→ **What the task asks**
All of the data should be output character for character, except the pictures.

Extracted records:

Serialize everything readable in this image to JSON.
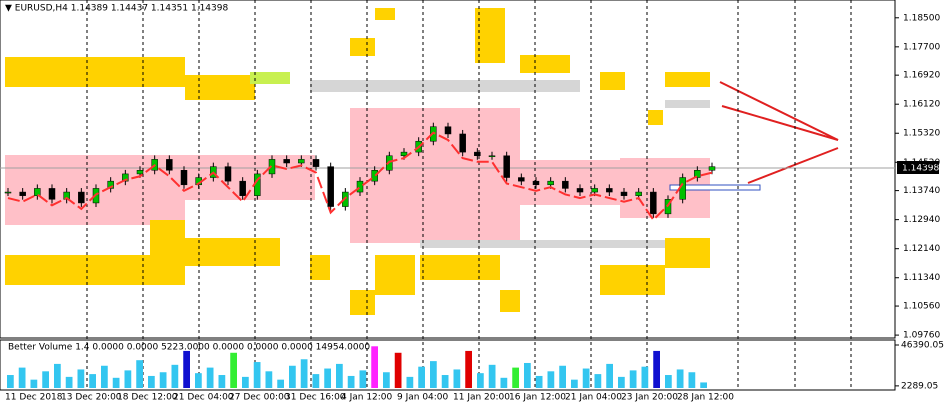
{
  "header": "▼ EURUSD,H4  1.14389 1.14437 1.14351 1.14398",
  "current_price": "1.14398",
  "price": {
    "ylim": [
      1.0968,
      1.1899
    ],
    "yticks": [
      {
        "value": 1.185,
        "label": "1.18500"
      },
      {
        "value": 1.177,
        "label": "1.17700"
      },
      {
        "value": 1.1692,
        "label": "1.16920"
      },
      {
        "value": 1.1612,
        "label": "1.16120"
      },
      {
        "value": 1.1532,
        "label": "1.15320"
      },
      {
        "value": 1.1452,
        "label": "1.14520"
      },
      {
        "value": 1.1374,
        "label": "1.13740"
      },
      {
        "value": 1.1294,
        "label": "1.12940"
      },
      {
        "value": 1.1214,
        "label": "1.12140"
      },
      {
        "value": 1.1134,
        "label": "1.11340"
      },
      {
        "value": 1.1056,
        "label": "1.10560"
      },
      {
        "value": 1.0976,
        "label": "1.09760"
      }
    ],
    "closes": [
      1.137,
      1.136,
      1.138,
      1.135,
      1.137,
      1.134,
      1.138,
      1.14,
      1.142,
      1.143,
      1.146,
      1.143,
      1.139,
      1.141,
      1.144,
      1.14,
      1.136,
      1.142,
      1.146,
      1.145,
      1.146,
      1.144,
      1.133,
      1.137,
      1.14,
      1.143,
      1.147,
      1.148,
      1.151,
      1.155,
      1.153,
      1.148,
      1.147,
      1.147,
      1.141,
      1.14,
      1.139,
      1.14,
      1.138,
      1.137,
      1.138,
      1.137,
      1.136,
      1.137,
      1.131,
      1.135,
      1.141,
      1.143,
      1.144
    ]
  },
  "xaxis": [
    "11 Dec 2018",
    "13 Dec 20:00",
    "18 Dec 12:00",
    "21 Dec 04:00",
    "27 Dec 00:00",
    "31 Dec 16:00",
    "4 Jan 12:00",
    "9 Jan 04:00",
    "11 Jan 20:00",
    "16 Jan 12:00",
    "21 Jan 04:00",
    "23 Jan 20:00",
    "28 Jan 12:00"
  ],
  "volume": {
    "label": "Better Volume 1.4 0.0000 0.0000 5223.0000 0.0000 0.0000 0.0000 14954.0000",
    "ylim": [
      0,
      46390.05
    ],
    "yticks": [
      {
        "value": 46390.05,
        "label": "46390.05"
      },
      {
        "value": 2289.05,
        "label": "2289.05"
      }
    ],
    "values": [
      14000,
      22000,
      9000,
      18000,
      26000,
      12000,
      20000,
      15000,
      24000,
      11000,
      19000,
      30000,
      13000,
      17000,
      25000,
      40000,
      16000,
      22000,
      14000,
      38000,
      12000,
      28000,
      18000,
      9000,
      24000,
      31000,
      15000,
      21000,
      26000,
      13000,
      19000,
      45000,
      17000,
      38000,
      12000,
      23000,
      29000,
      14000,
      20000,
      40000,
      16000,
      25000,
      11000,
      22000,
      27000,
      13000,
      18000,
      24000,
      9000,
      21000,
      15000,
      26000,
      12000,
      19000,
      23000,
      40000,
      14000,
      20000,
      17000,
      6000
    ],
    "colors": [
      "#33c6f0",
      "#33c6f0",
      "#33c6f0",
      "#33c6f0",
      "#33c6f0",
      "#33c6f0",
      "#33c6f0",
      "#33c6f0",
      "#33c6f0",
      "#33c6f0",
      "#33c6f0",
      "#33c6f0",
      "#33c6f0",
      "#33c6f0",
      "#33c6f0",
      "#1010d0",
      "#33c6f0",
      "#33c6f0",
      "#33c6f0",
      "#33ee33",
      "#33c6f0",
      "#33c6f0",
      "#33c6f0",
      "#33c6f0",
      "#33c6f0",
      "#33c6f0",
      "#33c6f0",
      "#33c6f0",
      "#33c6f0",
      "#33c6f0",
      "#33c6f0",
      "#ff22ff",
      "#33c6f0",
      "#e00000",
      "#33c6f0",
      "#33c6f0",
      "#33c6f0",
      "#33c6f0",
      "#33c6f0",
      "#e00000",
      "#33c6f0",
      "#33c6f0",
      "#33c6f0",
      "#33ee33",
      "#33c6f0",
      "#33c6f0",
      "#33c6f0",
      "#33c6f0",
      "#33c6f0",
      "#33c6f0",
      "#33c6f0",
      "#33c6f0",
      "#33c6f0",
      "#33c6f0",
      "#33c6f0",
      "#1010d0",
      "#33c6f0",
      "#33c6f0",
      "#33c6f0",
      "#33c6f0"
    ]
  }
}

→ **Answer in full**
Serialize everything readable in this image to JSON.
{
  "header": "▼ EURUSD,H4  1.14389 1.14437 1.14351 1.14398",
  "current_price": "1.14398",
  "price": {
    "ylim": [
      1.0968,
      1.1899
    ],
    "yticks": [
      {
        "value": 1.185,
        "label": "1.18500"
      },
      {
        "value": 1.177,
        "label": "1.17700"
      },
      {
        "value": 1.1692,
        "label": "1.16920"
      },
      {
        "value": 1.1612,
        "label": "1.16120"
      },
      {
        "value": 1.1532,
        "label": "1.15320"
      },
      {
        "value": 1.1452,
        "label": "1.14520"
      },
      {
        "value": 1.1374,
        "label": "1.13740"
      },
      {
        "value": 1.1294,
        "label": "1.12940"
      },
      {
        "value": 1.1214,
        "label": "1.12140"
      },
      {
        "value": 1.1134,
        "label": "1.11340"
      },
      {
        "value": 1.1056,
        "label": "1.10560"
      },
      {
        "value": 1.0976,
        "label": "1.09760"
      }
    ],
    "closes": [
      1.137,
      1.136,
      1.138,
      1.135,
      1.137,
      1.134,
      1.138,
      1.14,
      1.142,
      1.143,
      1.146,
      1.143,
      1.139,
      1.141,
      1.144,
      1.14,
      1.136,
      1.142,
      1.146,
      1.145,
      1.146,
      1.144,
      1.133,
      1.137,
      1.14,
      1.143,
      1.147,
      1.148,
      1.151,
      1.155,
      1.153,
      1.148,
      1.147,
      1.147,
      1.141,
      1.14,
      1.139,
      1.14,
      1.138,
      1.137,
      1.138,
      1.137,
      1.136,
      1.137,
      1.131,
      1.135,
      1.141,
      1.143,
      1.144
    ]
  },
  "xaxis": [
    "11 Dec 2018",
    "13 Dec 20:00",
    "18 Dec 12:00",
    "21 Dec 04:00",
    "27 Dec 00:00",
    "31 Dec 16:00",
    "4 Jan 12:00",
    "9 Jan 04:00",
    "11 Jan 20:00",
    "16 Jan 12:00",
    "21 Jan 04:00",
    "23 Jan 20:00",
    "28 Jan 12:00"
  ],
  "volume": {
    "label": "Better Volume 1.4 0.0000 0.0000 5223.0000 0.0000 0.0000 0.0000 14954.0000",
    "ylim": [
      0,
      46390.05
    ],
    "yticks": [
      {
        "value": 46390.05,
        "label": "46390.05"
      },
      {
        "value": 2289.05,
        "label": "2289.05"
      }
    ],
    "values": [
      14000,
      22000,
      9000,
      18000,
      26000,
      12000,
      20000,
      15000,
      24000,
      11000,
      19000,
      30000,
      13000,
      17000,
      25000,
      40000,
      16000,
      22000,
      14000,
      38000,
      12000,
      28000,
      18000,
      9000,
      24000,
      31000,
      15000,
      21000,
      26000,
      13000,
      19000,
      45000,
      17000,
      38000,
      12000,
      23000,
      29000,
      14000,
      20000,
      40000,
      16000,
      25000,
      11000,
      22000,
      27000,
      13000,
      18000,
      24000,
      9000,
      21000,
      15000,
      26000,
      12000,
      19000,
      23000,
      40000,
      14000,
      20000,
      17000,
      6000
    ],
    "colors": [
      "#33c6f0",
      "#33c6f0",
      "#33c6f0",
      "#33c6f0",
      "#33c6f0",
      "#33c6f0",
      "#33c6f0",
      "#33c6f0",
      "#33c6f0",
      "#33c6f0",
      "#33c6f0",
      "#33c6f0",
      "#33c6f0",
      "#33c6f0",
      "#33c6f0",
      "#1010d0",
      "#33c6f0",
      "#33c6f0",
      "#33c6f0",
      "#33ee33",
      "#33c6f0",
      "#33c6f0",
      "#33c6f0",
      "#33c6f0",
      "#33c6f0",
      "#33c6f0",
      "#33c6f0",
      "#33c6f0",
      "#33c6f0",
      "#33c6f0",
      "#33c6f0",
      "#ff22ff",
      "#33c6f0",
      "#e00000",
      "#33c6f0",
      "#33c6f0",
      "#33c6f0",
      "#33c6f0",
      "#33c6f0",
      "#e00000",
      "#33c6f0",
      "#33c6f0",
      "#33c6f0",
      "#33ee33",
      "#33c6f0",
      "#33c6f0",
      "#33c6f0",
      "#33c6f0",
      "#33c6f0",
      "#33c6f0",
      "#33c6f0",
      "#33c6f0",
      "#33c6f0",
      "#33c6f0",
      "#33c6f0",
      "#1010d0",
      "#33c6f0",
      "#33c6f0",
      "#33c6f0",
      "#33c6f0"
    ]
  }
}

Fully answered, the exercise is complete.